*Record set*.
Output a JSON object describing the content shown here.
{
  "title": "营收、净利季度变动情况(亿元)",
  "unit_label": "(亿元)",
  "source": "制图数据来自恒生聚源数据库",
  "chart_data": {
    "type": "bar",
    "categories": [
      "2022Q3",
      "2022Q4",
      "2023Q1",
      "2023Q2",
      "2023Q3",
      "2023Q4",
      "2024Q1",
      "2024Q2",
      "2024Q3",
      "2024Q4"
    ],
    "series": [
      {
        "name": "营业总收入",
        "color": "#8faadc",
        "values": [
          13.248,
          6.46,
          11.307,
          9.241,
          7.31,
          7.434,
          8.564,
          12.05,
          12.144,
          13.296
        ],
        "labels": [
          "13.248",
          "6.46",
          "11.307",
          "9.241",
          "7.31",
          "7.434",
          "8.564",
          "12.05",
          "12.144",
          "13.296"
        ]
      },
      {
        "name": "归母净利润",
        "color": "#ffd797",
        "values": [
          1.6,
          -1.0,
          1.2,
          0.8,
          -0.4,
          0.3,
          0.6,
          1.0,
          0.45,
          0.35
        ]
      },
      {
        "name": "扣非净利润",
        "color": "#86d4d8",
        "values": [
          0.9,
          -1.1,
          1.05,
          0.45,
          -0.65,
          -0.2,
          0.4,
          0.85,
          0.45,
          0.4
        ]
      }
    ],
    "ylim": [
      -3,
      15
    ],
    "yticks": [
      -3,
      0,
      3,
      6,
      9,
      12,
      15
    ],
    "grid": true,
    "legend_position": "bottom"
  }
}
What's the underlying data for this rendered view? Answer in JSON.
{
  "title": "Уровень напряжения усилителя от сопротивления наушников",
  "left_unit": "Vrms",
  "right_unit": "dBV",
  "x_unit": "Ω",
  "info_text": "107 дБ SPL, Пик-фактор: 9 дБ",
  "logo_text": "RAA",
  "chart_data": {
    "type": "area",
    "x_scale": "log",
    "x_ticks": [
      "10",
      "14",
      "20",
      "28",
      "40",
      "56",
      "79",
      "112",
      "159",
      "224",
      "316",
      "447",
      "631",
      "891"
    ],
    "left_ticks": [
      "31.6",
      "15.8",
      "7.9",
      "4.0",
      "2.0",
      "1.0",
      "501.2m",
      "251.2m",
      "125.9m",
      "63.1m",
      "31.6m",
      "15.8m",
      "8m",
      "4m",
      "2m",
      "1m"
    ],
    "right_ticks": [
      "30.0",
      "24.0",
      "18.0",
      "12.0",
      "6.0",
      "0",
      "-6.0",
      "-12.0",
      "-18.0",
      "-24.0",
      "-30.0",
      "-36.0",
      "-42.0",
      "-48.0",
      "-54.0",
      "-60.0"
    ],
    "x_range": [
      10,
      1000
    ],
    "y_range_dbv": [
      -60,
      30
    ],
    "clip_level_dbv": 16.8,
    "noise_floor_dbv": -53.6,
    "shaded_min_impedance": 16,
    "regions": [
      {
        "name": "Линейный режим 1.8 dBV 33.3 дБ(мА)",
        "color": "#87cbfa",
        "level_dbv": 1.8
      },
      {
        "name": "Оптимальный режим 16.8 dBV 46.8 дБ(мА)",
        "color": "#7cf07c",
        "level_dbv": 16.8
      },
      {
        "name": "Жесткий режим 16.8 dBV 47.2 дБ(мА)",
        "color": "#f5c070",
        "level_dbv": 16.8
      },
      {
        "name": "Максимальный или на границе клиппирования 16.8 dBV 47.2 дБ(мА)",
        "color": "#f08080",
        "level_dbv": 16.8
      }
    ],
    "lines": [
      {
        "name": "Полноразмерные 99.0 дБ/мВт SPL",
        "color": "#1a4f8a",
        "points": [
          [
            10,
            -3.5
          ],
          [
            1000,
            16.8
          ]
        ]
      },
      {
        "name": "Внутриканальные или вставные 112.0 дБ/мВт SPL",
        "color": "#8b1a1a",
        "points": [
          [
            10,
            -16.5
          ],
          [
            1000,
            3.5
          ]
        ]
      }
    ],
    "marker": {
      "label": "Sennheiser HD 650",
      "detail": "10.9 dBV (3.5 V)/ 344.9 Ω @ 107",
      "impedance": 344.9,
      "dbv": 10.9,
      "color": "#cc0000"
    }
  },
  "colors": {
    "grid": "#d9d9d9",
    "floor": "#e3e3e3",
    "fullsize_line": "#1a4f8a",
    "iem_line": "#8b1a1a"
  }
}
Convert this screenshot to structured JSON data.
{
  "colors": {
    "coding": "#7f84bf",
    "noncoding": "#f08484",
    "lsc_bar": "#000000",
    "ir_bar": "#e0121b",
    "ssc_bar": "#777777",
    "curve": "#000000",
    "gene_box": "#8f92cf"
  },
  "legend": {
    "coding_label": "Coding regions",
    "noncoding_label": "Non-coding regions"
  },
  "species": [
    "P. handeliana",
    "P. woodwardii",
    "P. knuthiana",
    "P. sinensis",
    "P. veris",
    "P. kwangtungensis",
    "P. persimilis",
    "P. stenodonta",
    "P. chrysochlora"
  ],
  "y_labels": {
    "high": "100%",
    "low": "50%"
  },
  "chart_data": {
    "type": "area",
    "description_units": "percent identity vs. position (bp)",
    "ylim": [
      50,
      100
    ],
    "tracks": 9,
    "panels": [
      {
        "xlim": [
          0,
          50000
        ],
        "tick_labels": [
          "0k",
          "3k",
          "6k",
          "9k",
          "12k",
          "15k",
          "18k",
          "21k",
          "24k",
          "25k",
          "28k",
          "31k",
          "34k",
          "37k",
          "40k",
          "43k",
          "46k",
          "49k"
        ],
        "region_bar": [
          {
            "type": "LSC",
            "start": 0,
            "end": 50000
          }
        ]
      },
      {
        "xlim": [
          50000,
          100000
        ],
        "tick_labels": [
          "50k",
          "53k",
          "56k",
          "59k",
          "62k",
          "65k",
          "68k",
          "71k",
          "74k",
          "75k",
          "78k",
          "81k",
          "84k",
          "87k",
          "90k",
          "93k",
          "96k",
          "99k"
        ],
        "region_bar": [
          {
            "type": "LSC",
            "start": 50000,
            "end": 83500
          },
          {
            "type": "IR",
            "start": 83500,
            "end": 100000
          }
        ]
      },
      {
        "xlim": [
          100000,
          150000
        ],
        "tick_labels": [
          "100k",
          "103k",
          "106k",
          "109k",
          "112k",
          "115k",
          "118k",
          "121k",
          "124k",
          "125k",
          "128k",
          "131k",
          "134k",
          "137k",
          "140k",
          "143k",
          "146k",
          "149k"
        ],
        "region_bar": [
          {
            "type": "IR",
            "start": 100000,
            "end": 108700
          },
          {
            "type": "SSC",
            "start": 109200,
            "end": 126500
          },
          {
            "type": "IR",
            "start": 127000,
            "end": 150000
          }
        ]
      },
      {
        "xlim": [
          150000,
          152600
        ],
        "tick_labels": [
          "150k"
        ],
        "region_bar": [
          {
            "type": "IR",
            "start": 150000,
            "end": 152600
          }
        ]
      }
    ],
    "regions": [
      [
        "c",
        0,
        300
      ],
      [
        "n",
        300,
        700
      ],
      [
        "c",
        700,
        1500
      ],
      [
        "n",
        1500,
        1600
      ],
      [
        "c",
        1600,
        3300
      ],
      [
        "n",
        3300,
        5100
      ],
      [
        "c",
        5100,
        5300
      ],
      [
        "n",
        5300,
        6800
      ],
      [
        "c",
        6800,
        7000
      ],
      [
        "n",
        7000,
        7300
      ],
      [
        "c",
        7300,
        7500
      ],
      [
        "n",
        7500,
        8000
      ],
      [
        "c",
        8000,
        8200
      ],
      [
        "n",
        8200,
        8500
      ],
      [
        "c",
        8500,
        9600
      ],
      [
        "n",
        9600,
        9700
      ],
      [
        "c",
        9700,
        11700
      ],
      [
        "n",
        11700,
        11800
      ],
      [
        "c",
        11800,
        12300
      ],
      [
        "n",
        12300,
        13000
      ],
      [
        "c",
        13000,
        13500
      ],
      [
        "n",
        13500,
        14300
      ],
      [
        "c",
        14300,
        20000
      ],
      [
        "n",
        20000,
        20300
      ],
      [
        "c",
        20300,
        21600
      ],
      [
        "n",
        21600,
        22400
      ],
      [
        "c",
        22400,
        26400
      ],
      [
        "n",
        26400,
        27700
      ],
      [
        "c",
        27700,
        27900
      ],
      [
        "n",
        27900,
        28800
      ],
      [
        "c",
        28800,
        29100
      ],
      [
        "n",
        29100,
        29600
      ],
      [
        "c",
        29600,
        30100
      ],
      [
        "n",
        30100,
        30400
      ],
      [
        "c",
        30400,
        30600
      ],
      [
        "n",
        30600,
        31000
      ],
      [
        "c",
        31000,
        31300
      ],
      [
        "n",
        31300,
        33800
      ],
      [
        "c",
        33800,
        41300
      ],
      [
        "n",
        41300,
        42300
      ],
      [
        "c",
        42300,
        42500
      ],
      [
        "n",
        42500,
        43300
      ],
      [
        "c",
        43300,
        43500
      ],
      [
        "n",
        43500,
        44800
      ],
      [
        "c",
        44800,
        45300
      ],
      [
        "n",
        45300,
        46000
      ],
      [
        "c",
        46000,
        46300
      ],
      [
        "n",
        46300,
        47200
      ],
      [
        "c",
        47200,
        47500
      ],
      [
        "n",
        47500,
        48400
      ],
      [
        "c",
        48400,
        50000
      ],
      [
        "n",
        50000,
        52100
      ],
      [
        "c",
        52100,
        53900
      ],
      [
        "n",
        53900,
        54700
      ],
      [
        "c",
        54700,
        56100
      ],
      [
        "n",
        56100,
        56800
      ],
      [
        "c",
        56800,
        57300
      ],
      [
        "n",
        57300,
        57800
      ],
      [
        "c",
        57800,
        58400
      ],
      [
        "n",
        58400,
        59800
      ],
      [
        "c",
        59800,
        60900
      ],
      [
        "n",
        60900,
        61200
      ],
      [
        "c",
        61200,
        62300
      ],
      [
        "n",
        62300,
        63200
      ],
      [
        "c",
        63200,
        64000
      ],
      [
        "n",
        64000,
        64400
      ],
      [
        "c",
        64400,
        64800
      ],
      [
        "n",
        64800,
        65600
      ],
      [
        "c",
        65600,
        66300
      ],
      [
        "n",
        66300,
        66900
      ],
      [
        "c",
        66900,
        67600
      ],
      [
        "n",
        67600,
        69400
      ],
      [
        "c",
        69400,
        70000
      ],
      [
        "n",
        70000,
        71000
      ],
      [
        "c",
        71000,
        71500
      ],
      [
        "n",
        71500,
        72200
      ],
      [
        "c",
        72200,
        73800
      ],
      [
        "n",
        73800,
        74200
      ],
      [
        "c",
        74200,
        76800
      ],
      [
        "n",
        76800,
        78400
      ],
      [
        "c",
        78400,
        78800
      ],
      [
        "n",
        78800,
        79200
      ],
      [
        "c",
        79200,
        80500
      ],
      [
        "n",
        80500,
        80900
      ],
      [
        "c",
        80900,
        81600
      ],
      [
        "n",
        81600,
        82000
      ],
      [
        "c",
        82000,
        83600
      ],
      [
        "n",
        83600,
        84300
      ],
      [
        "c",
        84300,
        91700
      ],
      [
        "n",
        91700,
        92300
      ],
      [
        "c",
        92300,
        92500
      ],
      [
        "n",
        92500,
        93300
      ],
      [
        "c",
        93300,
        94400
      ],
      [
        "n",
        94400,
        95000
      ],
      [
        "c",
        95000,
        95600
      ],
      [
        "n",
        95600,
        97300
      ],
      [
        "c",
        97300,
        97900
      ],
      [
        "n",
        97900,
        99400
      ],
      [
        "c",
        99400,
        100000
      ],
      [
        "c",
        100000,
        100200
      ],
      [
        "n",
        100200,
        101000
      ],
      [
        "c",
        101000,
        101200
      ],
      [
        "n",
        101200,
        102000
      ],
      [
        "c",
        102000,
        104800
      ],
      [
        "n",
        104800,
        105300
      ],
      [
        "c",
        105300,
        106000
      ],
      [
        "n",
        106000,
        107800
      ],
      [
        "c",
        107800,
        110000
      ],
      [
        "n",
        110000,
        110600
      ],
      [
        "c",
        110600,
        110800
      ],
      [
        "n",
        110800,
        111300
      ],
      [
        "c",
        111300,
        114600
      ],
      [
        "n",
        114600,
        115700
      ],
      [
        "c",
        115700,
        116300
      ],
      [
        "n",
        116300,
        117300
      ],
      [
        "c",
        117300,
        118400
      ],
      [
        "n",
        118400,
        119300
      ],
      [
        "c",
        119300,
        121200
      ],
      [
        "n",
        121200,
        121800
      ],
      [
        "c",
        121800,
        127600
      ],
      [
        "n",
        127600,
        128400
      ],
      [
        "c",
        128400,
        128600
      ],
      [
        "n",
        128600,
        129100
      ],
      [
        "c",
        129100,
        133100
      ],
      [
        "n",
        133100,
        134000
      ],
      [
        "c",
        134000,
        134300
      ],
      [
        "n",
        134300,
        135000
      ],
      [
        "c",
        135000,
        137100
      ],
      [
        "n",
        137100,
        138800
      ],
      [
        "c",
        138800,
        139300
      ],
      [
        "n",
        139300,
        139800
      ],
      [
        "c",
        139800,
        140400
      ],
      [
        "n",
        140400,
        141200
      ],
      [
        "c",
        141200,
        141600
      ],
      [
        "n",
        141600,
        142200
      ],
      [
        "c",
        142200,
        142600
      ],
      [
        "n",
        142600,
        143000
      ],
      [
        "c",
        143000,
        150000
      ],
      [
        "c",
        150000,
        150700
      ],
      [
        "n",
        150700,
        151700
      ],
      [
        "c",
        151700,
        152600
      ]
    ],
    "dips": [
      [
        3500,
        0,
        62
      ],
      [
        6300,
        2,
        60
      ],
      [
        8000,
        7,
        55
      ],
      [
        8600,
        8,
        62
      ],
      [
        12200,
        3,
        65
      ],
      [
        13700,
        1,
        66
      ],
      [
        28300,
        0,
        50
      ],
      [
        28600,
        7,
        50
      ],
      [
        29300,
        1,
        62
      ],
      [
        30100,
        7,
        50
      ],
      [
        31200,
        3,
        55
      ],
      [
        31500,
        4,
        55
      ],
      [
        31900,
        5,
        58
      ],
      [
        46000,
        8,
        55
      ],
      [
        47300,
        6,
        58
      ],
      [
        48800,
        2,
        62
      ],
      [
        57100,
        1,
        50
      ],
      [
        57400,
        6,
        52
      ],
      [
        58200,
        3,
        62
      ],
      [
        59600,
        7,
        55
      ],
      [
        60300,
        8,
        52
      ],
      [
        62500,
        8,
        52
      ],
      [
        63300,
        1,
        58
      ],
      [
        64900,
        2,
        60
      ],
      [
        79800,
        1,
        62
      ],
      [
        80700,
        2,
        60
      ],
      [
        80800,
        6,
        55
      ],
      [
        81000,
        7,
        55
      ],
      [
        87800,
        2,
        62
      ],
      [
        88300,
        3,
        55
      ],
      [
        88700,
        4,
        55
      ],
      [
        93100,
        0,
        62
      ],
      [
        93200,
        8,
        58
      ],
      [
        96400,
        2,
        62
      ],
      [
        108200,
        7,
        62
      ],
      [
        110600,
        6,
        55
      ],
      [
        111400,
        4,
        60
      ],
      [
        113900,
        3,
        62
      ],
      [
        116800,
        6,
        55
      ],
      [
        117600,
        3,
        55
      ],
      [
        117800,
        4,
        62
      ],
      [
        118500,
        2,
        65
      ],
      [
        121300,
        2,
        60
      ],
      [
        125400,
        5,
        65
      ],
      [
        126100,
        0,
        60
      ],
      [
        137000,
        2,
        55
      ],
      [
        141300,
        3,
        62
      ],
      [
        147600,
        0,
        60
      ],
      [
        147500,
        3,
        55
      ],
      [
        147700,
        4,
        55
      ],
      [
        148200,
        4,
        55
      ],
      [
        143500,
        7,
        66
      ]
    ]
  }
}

*Written request*. Return every line containing "name".

*The response*.
        "name": "营业总收入",
        "name": "归母净利润",
        "name": "扣非净利润",
        "name": "Линейный режим 1.8 dBV 33.3 дБ(мА)",
        "name": "Оптимальный режим 16.8 dBV 46.8 дБ(мА)",
        "name": "Жесткий режим 16.8 dBV 47.2 дБ(мА)",
        "name": "Максимальный или на границе клиппирования 16.8 dBV 47.2 дБ(мА)",
        "name": "Полноразмерные 99.0 дБ/мВт SPL",
        "name": "Внутриканальные или вставные 112.0 дБ/мВт SPL",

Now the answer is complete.